Figure record extracts:

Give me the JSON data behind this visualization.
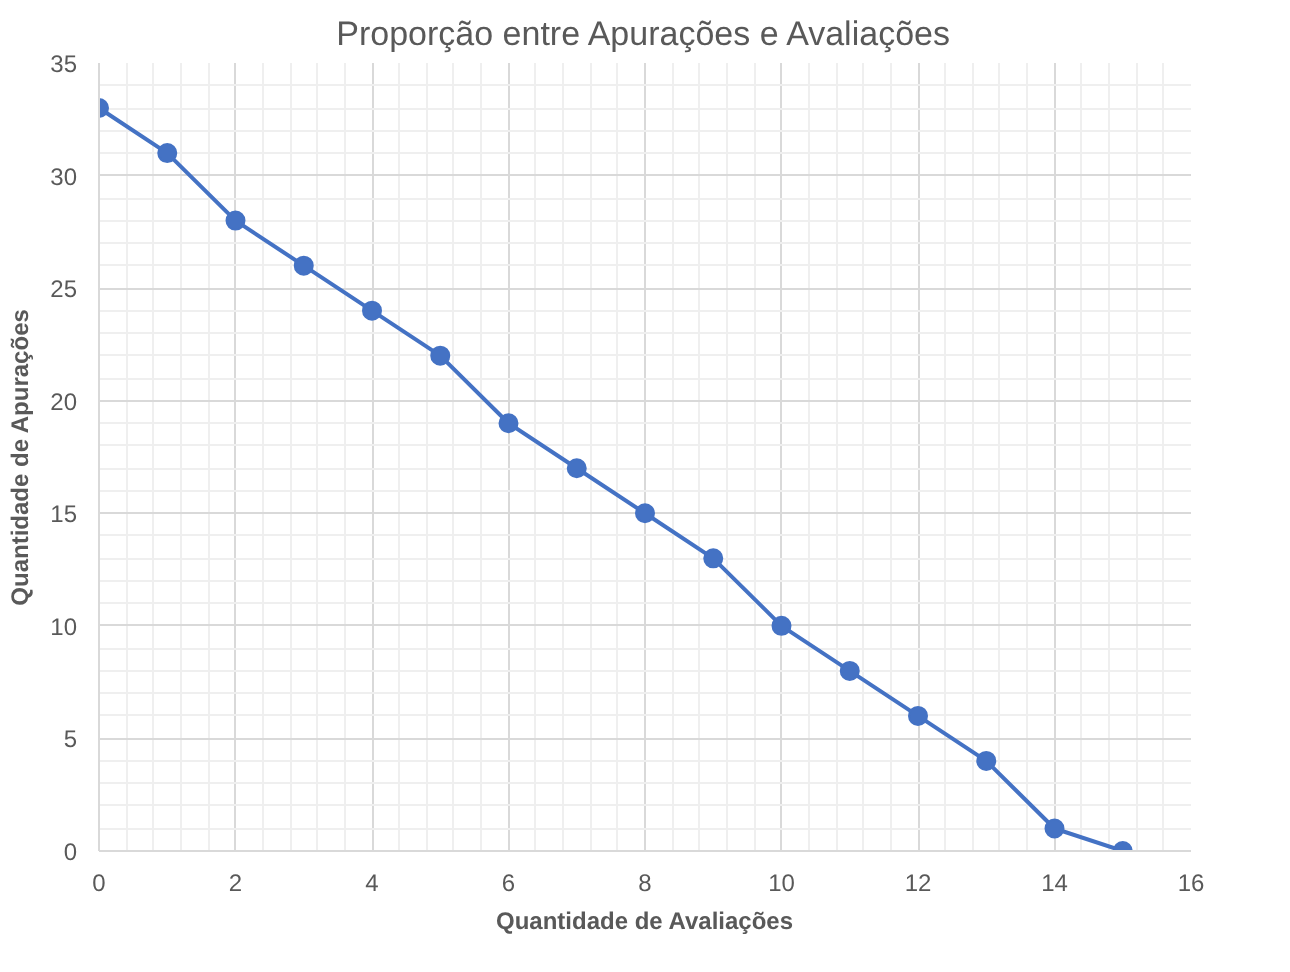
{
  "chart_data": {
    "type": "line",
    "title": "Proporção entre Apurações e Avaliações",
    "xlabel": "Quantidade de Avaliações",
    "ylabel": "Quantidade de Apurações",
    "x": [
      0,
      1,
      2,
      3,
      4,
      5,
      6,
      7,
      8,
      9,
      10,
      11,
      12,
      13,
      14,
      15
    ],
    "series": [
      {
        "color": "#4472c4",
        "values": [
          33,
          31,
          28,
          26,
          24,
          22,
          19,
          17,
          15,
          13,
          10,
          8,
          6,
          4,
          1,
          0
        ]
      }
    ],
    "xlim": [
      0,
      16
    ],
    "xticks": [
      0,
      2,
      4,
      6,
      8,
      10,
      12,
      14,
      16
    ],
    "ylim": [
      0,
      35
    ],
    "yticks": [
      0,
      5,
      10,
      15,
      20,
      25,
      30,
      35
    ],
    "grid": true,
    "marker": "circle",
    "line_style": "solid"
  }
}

**TASK PROMPT:**
Gather each line from the listing above that holds "Apurações".

**RESULT BELOW:**
    "title": "Proporção entre Apurações e Avaliações",
    "ylabel": "Quantidade de Apurações",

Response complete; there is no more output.